# start of Supplied information

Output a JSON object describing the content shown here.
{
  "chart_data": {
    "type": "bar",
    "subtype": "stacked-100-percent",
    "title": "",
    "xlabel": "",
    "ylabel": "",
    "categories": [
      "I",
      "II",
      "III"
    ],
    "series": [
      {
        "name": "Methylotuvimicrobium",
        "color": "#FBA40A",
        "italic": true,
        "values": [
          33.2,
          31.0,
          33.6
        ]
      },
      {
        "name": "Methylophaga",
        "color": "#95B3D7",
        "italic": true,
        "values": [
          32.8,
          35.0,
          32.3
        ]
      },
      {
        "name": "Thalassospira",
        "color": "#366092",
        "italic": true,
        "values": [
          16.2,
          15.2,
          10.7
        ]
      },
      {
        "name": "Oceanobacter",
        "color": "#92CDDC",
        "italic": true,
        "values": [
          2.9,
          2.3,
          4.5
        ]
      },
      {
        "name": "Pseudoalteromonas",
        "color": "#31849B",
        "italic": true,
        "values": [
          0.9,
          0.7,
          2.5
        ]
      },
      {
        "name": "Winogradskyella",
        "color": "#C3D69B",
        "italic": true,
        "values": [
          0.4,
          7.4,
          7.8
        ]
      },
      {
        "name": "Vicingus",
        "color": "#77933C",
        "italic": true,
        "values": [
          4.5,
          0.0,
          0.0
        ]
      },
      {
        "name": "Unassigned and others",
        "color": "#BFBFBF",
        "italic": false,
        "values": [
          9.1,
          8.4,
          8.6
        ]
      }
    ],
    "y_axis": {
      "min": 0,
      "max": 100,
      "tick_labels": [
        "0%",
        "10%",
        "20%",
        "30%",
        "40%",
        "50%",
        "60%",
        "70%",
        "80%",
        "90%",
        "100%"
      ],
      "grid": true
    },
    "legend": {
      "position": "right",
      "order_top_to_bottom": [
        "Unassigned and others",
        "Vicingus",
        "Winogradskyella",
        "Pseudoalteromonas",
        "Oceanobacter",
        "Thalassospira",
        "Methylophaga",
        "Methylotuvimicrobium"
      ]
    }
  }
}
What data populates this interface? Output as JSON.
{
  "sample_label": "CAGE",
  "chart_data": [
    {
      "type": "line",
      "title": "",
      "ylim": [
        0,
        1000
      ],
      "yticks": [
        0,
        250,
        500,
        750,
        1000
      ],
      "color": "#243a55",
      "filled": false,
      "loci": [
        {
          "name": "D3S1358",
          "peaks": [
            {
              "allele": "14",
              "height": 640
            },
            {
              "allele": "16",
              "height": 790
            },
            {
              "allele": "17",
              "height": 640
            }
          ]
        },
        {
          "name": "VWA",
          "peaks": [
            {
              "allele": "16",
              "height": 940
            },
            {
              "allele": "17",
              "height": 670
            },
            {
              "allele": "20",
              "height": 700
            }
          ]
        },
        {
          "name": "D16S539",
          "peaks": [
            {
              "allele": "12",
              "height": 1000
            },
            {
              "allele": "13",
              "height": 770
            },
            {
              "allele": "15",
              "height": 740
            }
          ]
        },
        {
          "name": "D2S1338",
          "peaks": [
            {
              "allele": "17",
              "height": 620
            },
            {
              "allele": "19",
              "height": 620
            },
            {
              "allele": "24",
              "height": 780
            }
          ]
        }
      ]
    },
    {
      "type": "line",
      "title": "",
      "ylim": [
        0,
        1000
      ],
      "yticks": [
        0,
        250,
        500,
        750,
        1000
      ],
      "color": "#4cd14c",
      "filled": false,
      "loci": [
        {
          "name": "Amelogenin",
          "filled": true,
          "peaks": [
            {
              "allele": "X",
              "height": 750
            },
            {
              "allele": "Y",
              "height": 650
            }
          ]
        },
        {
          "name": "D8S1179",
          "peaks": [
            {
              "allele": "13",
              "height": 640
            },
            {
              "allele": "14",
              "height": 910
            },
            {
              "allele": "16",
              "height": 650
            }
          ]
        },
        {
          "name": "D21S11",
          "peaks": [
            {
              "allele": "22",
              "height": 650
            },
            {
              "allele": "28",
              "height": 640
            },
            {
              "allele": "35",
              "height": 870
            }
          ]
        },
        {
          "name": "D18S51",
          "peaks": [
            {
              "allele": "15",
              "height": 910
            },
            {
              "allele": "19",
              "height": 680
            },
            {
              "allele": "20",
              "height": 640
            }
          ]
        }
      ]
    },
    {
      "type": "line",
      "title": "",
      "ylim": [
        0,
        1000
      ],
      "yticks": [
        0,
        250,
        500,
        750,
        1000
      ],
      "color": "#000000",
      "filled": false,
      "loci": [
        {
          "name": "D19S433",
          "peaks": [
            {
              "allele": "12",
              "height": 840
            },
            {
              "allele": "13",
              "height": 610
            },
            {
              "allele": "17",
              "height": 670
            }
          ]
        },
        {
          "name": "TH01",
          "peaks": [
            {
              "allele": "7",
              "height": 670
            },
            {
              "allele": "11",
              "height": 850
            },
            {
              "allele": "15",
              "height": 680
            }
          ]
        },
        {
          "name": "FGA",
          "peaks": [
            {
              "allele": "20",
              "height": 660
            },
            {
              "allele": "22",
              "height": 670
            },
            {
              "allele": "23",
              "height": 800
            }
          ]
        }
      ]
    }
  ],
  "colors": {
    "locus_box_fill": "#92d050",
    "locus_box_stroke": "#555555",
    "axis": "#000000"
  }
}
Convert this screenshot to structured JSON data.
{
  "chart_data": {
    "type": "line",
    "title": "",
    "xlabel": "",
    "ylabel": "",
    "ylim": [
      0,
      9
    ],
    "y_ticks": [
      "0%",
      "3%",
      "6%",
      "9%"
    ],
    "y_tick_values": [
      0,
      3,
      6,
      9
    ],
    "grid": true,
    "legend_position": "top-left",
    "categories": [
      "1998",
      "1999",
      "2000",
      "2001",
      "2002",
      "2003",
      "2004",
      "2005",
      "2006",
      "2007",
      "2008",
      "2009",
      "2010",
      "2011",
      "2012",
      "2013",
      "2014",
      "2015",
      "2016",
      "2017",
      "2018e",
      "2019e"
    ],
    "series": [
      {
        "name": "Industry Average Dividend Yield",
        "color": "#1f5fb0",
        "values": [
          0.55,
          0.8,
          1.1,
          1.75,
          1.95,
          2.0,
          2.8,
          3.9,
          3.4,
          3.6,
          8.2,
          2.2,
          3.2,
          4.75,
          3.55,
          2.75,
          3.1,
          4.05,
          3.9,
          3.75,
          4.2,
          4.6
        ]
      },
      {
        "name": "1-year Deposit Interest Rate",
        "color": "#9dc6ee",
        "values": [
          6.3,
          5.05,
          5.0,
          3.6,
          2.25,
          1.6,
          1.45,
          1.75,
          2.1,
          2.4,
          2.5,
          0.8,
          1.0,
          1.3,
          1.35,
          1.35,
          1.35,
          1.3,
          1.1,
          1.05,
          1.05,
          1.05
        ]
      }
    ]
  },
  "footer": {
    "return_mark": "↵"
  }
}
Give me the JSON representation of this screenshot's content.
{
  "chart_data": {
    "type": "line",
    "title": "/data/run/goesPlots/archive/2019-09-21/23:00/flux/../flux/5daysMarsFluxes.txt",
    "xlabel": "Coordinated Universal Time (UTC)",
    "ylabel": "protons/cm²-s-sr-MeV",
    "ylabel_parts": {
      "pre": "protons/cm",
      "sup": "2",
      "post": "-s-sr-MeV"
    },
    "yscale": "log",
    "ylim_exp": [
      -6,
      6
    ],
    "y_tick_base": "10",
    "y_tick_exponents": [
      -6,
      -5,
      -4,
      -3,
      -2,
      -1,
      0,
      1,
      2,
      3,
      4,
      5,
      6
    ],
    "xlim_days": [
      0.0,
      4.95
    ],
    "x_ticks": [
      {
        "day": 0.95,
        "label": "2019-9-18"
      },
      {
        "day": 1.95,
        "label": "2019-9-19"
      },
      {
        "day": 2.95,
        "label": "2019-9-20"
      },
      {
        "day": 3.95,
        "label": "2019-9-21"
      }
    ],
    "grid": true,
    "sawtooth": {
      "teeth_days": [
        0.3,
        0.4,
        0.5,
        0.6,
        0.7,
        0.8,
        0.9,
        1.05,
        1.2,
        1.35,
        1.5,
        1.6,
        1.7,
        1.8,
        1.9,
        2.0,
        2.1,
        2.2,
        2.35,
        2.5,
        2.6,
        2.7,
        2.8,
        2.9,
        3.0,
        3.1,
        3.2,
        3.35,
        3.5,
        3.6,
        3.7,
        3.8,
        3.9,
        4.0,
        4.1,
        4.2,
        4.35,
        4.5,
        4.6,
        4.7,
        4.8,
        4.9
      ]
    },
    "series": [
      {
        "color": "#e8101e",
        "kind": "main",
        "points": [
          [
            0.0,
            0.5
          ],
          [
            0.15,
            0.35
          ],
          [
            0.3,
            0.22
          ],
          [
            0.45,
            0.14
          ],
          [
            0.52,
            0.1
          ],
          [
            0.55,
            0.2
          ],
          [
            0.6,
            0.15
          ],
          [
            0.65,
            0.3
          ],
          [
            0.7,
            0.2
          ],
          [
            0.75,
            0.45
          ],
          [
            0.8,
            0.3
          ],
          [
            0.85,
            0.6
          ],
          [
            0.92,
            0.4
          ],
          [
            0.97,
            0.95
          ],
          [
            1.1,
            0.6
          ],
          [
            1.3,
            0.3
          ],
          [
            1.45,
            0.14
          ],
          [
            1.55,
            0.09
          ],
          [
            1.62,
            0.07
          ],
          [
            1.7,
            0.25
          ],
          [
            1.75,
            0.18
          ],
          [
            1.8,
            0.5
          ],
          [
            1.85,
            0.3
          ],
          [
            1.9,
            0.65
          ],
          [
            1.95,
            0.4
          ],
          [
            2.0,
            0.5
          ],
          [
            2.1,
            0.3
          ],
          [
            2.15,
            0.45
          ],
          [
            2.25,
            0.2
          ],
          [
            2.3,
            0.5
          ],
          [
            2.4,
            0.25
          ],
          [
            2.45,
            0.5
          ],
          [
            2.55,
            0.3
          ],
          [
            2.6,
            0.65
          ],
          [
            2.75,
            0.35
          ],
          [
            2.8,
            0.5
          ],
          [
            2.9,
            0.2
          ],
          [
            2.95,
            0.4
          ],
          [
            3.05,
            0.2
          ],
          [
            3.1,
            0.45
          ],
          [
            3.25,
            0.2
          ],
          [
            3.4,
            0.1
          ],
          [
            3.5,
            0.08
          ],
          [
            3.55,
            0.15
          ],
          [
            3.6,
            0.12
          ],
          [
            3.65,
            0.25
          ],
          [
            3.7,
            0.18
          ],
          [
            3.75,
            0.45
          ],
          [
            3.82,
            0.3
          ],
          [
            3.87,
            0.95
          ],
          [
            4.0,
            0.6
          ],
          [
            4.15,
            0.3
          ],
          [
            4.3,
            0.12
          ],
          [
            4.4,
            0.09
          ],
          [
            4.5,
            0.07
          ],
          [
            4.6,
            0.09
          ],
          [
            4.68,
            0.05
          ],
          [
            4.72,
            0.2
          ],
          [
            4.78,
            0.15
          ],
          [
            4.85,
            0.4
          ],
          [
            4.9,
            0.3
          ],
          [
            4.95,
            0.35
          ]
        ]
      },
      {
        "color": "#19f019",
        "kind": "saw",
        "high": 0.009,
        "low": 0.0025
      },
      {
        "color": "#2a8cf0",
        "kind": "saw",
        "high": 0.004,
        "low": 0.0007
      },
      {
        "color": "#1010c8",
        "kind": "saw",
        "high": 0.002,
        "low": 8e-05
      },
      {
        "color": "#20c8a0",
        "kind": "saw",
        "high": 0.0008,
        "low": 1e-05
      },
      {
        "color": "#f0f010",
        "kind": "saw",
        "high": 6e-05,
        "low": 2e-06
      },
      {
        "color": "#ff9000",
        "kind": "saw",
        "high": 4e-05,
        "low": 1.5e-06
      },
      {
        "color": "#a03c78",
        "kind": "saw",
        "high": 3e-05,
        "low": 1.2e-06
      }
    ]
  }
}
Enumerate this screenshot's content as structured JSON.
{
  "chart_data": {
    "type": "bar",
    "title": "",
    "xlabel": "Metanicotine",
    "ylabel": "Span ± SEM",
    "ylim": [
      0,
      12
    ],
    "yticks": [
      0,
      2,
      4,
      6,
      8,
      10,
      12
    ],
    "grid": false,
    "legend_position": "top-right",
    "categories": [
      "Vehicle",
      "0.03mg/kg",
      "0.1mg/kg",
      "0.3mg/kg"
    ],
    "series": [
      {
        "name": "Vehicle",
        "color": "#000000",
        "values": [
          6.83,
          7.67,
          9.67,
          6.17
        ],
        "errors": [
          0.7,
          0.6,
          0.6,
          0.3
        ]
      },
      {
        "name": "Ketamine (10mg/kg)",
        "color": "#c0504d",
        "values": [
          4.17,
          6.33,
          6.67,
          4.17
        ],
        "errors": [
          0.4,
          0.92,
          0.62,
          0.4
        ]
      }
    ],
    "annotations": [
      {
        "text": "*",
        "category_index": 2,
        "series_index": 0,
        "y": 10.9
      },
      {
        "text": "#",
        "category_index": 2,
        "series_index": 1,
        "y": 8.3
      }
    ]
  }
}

# end of Supplied information

*Exercise brief:*
Report only the number of lines in the listing that contain the word "Unassigned".

*Task solution:*
2